-- Start Supplied data --

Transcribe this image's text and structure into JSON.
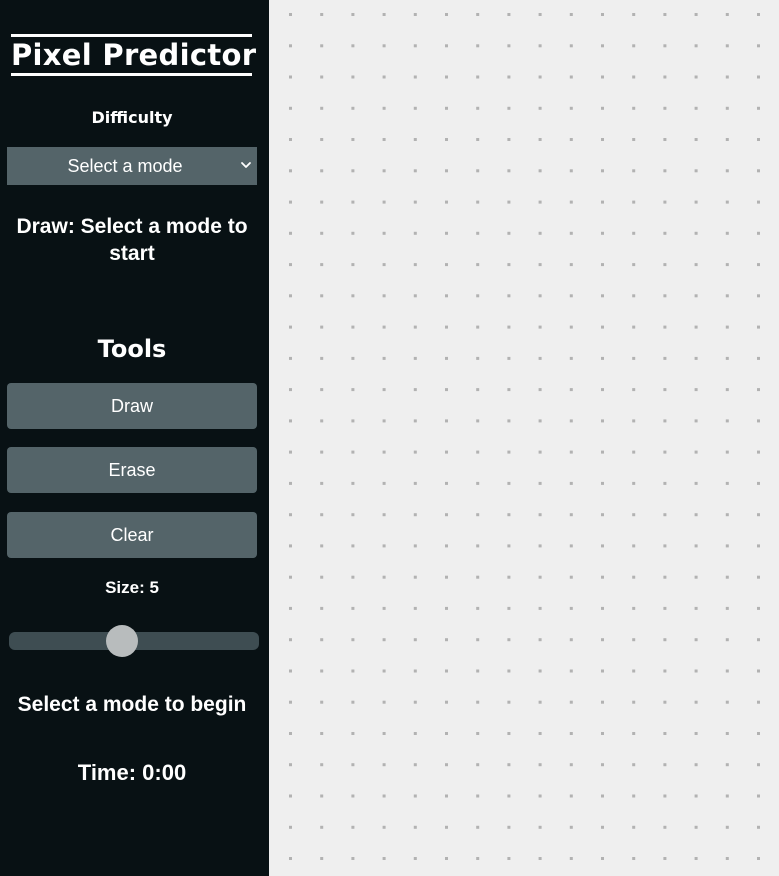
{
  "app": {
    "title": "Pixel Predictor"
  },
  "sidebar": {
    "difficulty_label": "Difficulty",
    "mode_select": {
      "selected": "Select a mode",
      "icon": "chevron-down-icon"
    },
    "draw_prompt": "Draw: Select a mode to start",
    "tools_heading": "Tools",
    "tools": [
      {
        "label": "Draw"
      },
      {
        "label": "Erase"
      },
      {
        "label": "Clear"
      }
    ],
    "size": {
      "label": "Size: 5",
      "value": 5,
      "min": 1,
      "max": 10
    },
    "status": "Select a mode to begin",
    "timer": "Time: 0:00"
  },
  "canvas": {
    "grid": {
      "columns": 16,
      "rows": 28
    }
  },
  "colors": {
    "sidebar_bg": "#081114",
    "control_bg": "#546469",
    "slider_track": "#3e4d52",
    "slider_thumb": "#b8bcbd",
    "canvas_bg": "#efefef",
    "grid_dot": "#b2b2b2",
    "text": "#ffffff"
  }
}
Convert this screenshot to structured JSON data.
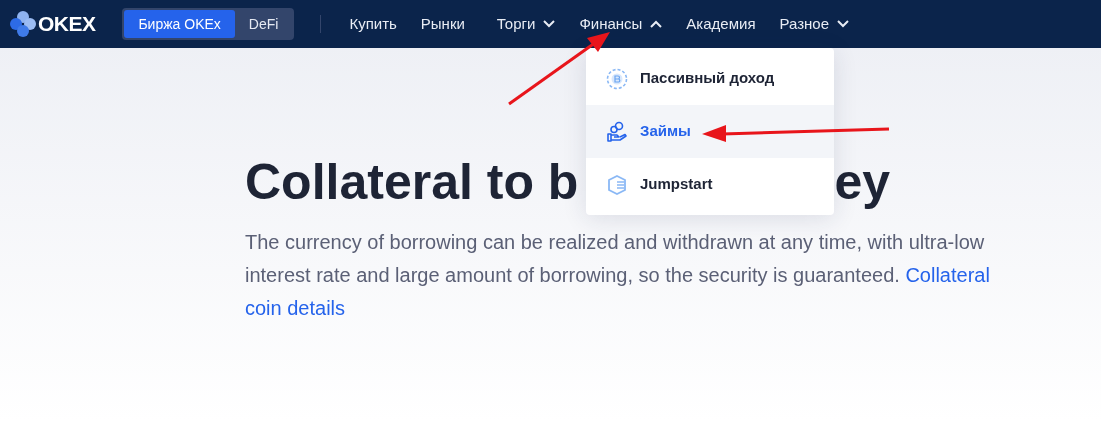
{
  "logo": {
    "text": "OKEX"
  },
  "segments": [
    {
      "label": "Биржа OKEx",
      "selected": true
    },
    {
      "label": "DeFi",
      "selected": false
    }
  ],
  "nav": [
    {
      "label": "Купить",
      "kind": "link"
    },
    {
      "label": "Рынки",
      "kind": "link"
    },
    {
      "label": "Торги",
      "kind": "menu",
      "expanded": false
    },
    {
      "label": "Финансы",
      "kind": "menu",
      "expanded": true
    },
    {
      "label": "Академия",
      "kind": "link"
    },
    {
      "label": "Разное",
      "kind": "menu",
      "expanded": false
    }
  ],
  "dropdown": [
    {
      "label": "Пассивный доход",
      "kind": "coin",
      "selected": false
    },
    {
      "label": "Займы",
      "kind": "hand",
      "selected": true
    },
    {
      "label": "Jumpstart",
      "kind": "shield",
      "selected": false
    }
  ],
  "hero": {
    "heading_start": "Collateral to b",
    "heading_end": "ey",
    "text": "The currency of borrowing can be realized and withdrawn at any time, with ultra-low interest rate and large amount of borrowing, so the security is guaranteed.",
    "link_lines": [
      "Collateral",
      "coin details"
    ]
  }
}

-- End Supplied data --

**Objective**
Copy out each record shown above without alteration, skipping any picture.

**Correct response**
Transcribe this image's text and structure into JSON.
{
  "app": {
    "title": "Pixel Predictor"
  },
  "sidebar": {
    "difficulty_label": "Difficulty",
    "mode_select": {
      "selected": "Select a mode",
      "icon": "chevron-down-icon"
    },
    "draw_prompt": "Draw: Select a mode to start",
    "tools_heading": "Tools",
    "tools": [
      {
        "label": "Draw"
      },
      {
        "label": "Erase"
      },
      {
        "label": "Clear"
      }
    ],
    "size": {
      "label": "Size: 5",
      "value": 5,
      "min": 1,
      "max": 10
    },
    "status": "Select a mode to begin",
    "timer": "Time: 0:00"
  },
  "canvas": {
    "grid": {
      "columns": 16,
      "rows": 28
    }
  },
  "colors": {
    "sidebar_bg": "#081114",
    "control_bg": "#546469",
    "slider_track": "#3e4d52",
    "slider_thumb": "#b8bcbd",
    "canvas_bg": "#efefef",
    "grid_dot": "#b2b2b2",
    "text": "#ffffff"
  }
}
Convert this screenshot to structured JSON data.
{
  "logo": {
    "text": "OKEX"
  },
  "segments": [
    {
      "label": "Биржа OKEx",
      "selected": true
    },
    {
      "label": "DeFi",
      "selected": false
    }
  ],
  "nav": [
    {
      "label": "Купить",
      "kind": "link"
    },
    {
      "label": "Рынки",
      "kind": "link"
    },
    {
      "label": "Торги",
      "kind": "menu",
      "expanded": false
    },
    {
      "label": "Финансы",
      "kind": "menu",
      "expanded": true
    },
    {
      "label": "Академия",
      "kind": "link"
    },
    {
      "label": "Разное",
      "kind": "menu",
      "expanded": false
    }
  ],
  "dropdown": [
    {
      "label": "Пассивный доход",
      "kind": "coin",
      "selected": false
    },
    {
      "label": "Займы",
      "kind": "hand",
      "selected": true
    },
    {
      "label": "Jumpstart",
      "kind": "shield",
      "selected": false
    }
  ],
  "hero": {
    "heading_start": "Collateral to b",
    "heading_end": "ey",
    "text": "The currency of borrowing can be realized and withdrawn at any time, with ultra-low interest rate and large amount of borrowing, so the security is guaranteed.",
    "link_lines": [
      "Collateral",
      "coin details"
    ]
  }
}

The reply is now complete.